_OBJECTIVE_
Scan the records for the string "应依据本数据元的元数据执行"; copy each line where it occurs.

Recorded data
____

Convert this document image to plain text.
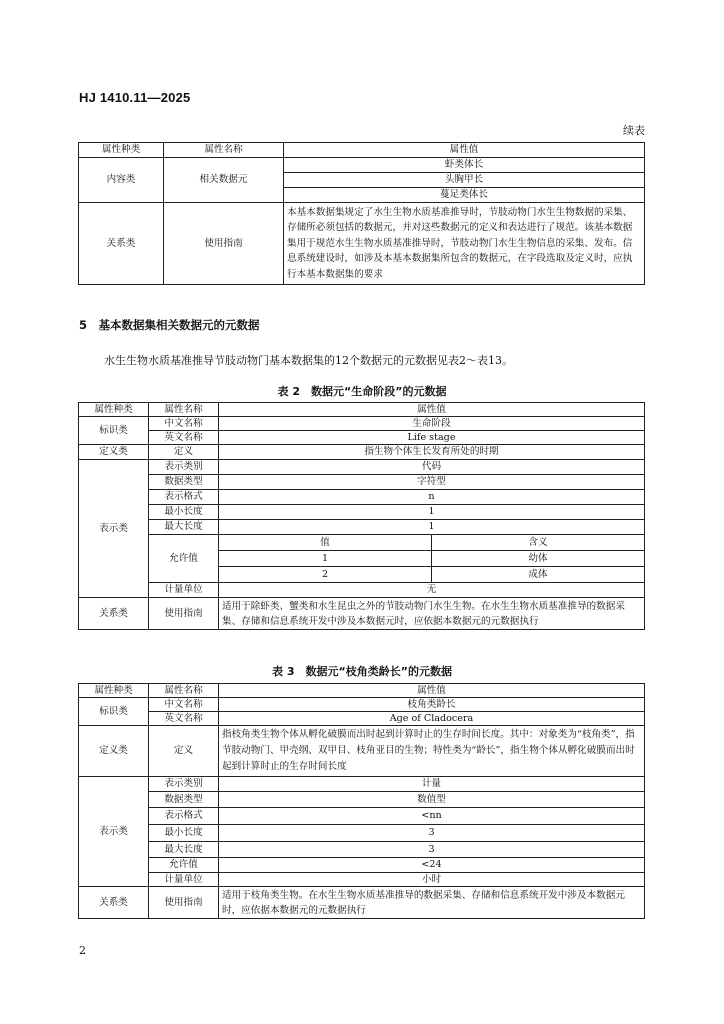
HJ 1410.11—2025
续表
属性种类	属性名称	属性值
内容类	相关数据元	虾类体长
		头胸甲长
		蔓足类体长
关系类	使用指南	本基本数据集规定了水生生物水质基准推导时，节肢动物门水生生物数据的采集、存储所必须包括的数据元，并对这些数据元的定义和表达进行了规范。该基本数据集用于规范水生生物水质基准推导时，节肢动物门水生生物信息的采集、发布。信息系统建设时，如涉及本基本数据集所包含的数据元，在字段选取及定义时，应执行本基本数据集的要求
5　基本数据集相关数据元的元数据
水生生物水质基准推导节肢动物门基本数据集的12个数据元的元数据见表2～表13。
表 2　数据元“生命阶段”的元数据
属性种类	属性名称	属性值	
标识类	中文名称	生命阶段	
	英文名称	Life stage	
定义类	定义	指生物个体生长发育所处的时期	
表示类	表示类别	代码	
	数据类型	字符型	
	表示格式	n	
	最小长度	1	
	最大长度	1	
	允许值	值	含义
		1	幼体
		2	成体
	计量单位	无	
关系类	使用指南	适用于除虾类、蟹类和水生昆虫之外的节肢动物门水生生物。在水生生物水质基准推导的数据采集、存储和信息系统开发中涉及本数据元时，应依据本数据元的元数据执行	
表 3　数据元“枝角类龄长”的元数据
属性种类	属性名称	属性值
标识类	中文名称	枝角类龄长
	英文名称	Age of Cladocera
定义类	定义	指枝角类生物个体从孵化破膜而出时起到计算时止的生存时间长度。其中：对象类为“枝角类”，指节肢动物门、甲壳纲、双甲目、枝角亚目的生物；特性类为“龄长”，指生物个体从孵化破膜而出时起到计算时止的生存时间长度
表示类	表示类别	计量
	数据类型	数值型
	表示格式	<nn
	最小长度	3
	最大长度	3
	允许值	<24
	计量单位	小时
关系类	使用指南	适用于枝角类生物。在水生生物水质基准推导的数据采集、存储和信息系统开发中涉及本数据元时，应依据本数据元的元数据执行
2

____

_TASK ANSWER_
关系类	使用指南	适用于除虾类、蟹类和水生昆虫之外的节肢动物门水生生物。在水生生物水质基准推导的数据采集、存储和信息系统开发中涉及本数据元时，应依据本数据元的元数据执行	
关系类	使用指南	适用于枝角类生物。在水生生物水质基准推导的数据采集、存储和信息系统开发中涉及本数据元时，应依据本数据元的元数据执行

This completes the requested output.